> **Problem details**
Filter these entries, keeping only lines that hold the word "text".
==================================================
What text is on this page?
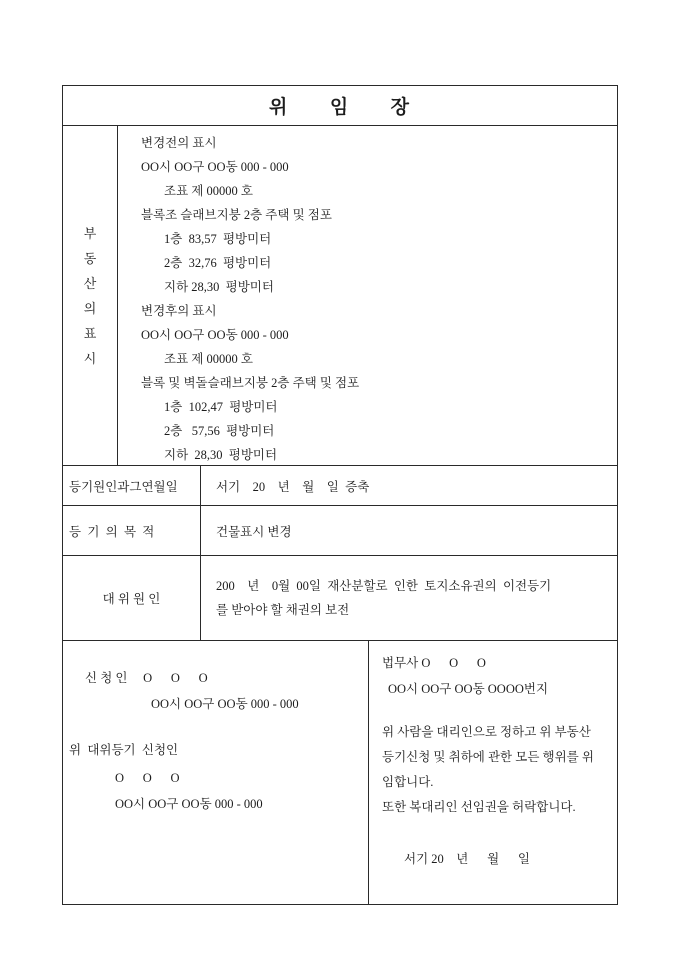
위      임      장
부
동
산
의
표
시
변경전의 표시
OO시 OO구 OO동 000 - 000
조표 제 00000 호
블록조 슬래브지붕 2층 주택 및 점포
1층  83,57  평방미터
2층  32,76  평방미터
지하 28,30  평방미터
변경후의 표시
OO시 OO구 OO동 000 - 000
조표 제 00000 호
블록 및 벽돌슬래브지붕 2층 주택 및 점포
1층  102,47  평방미터
2층   57,56  평방미터
지하  28,30  평방미터
등기원인과그연월일	서기    20    년    월    일  증축
등  기  의  목  적	건물표시 변경
대 위 원 인
200    년    0월  00일  재산분할로  인한  토지소유권의  이전등기
를 받아야 할 채권의 보전
신 청 인     O      O      O
OO시 OO구 OO동 000 - 000
위  대위등기  신청인
O      O      O
OO시 OO구 OO동 000 - 000
법무사 O      O      O
OO시 OO구 OO동 OOOO번지
위 사람을 대리인으로 정하고 위 부동산 등기신청 및 취하에 관한 모든 행위를 위임합니다.
또한 복대리인 선임권을 허락합니다.
서기 20    년      월      일
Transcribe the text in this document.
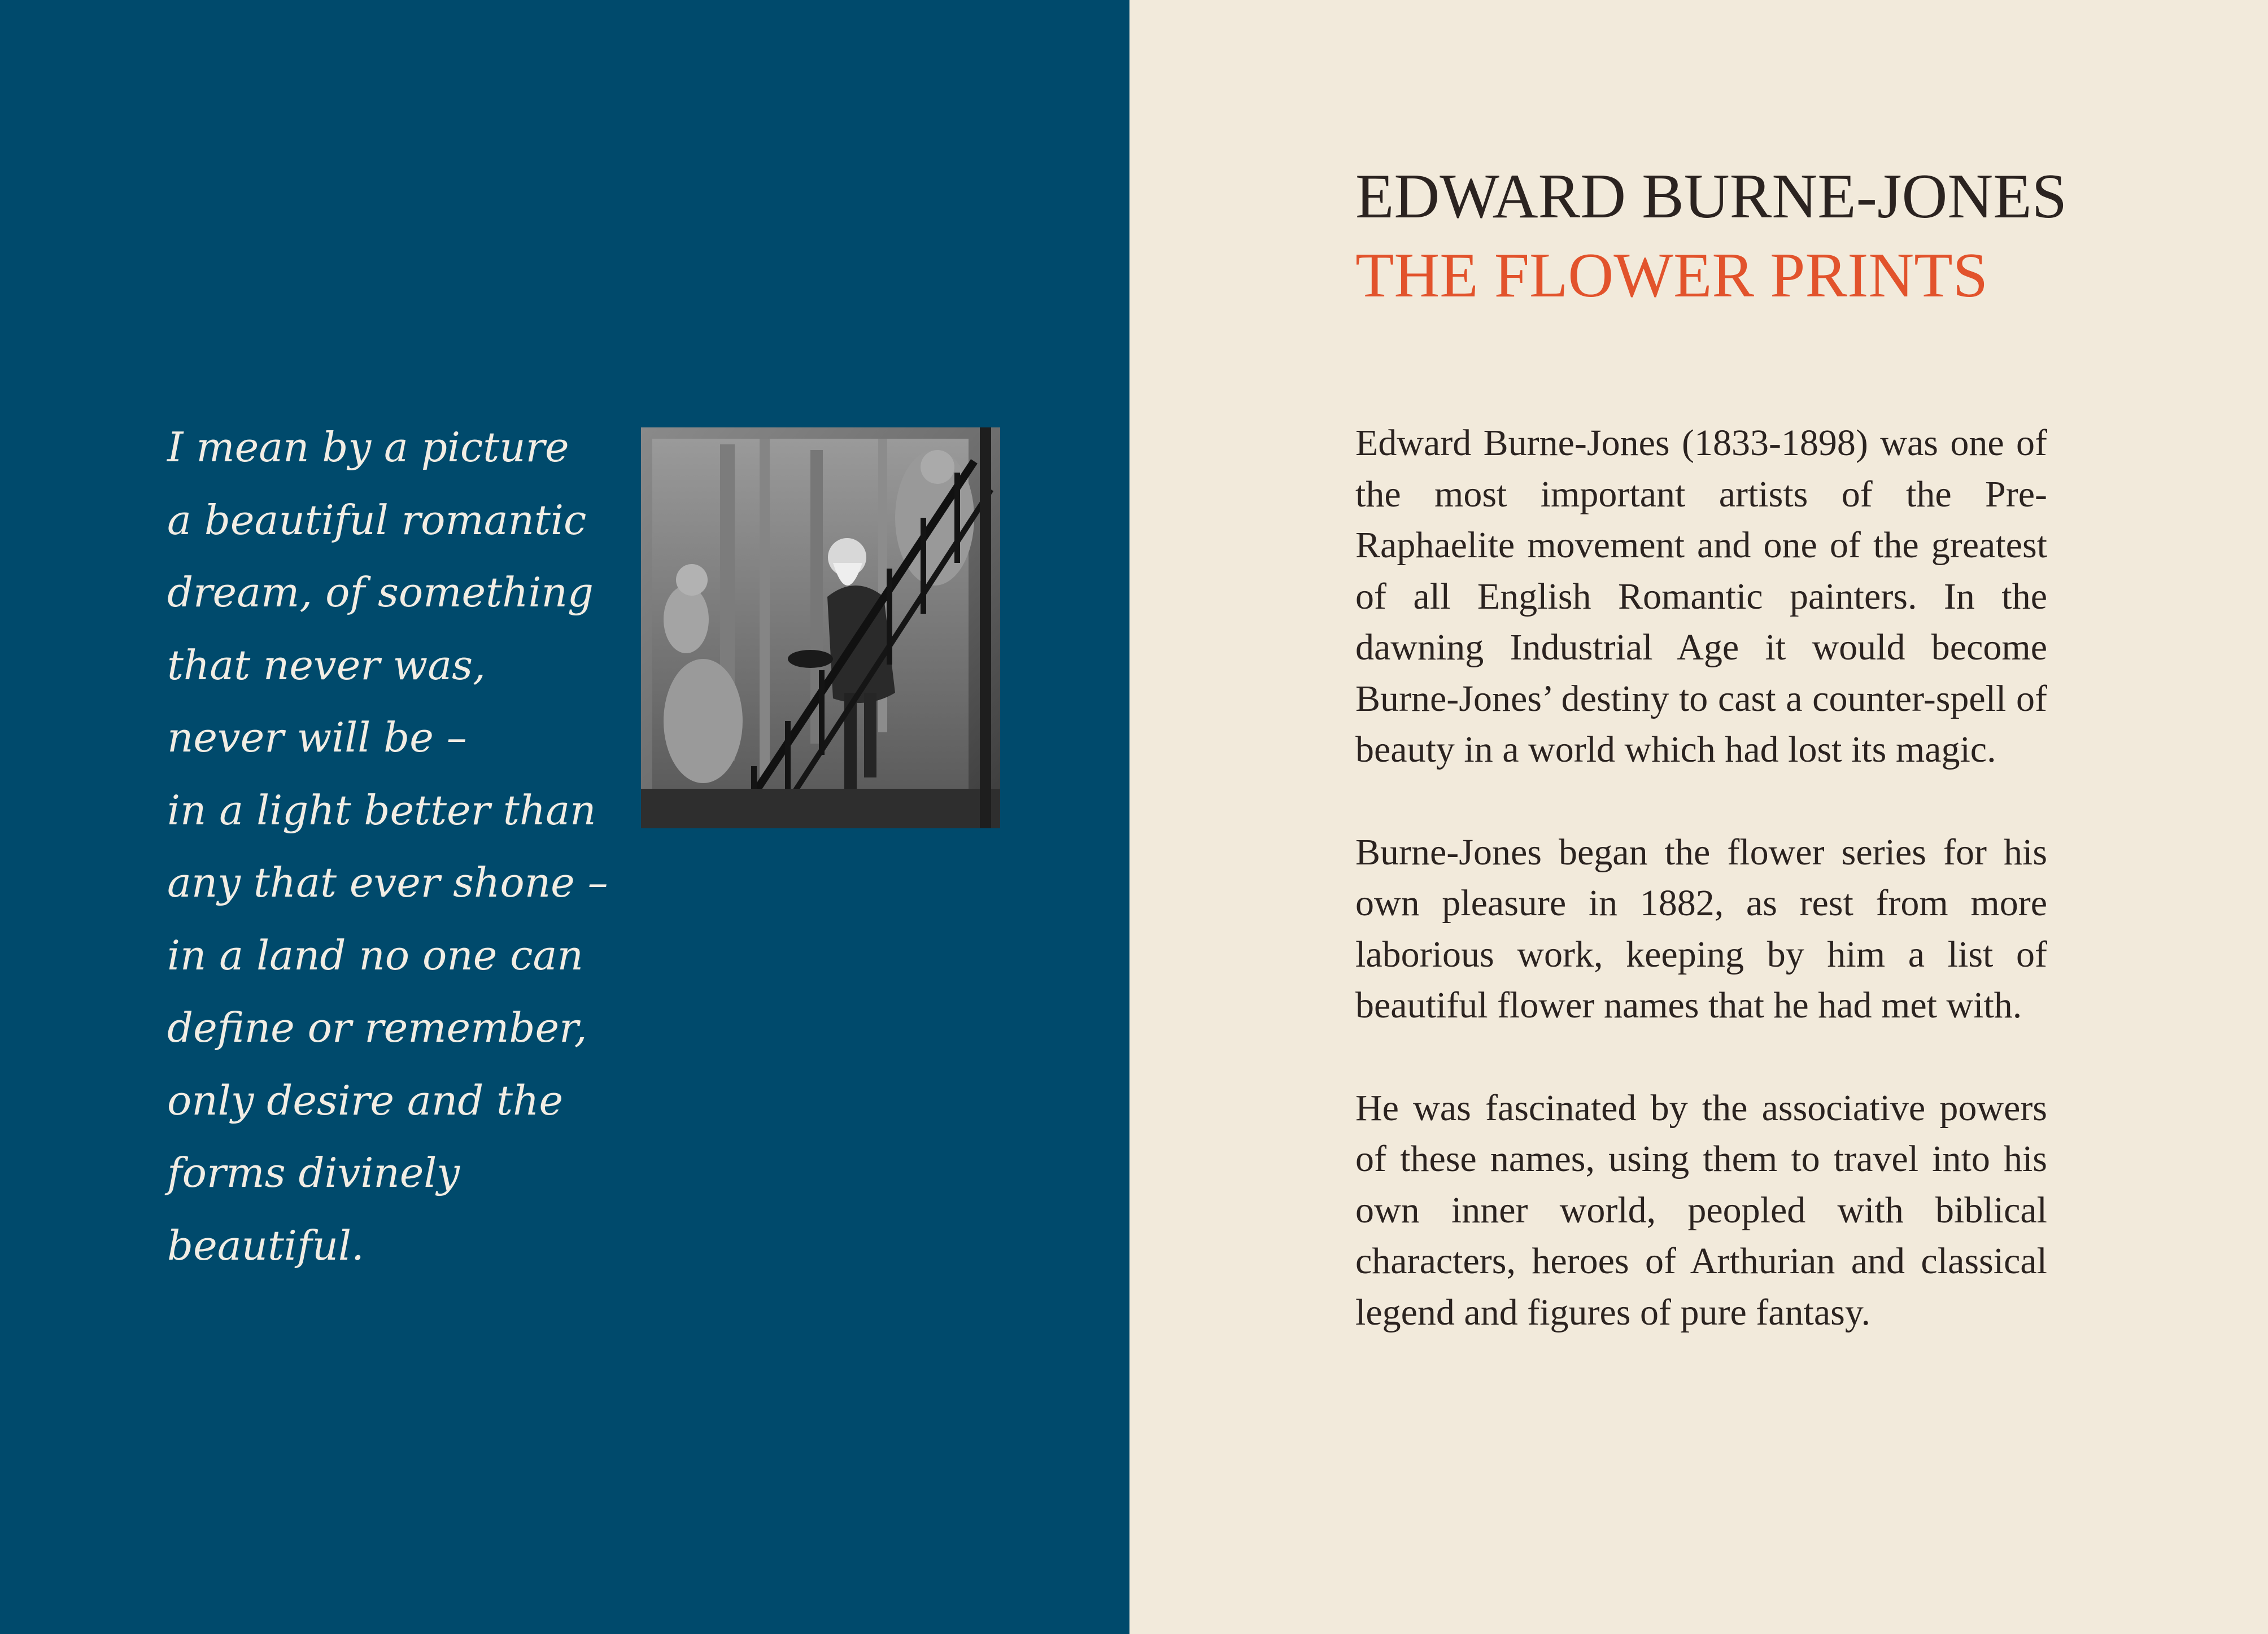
I mean by a picture
a beautiful romantic
dream, of something
that never was,
never will be –
in a light better than
any that ever shone –
in a land no one can
define or remember,
only desire and the
forms divinely
beautiful.
EDWARD BURNE-JONES
THE FLOWER PRINTS

Edward Burne-Jones (1833-1898) was one of the most important artists of the Pre-Raphaelite movement and one of the greatest of all English Romantic painters. In the dawning Industrial Age it would become Burne-Jones’ destiny to cast a counter-spell of beauty in a world which had lost its magic.

Burne-Jones began the flower series for his own pleasure in 1882, as rest from more laborious work, keeping by him a list of beautiful flower names that he had met with.

He was fascinated by the associative powers of these names, using them to travel into his own inner world, peopled with biblical characters, heroes of Arthurian and classical legend and figures of pure fantasy.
==================================================
> **Answer**
What text is on this page?
Transcribe the text in this document.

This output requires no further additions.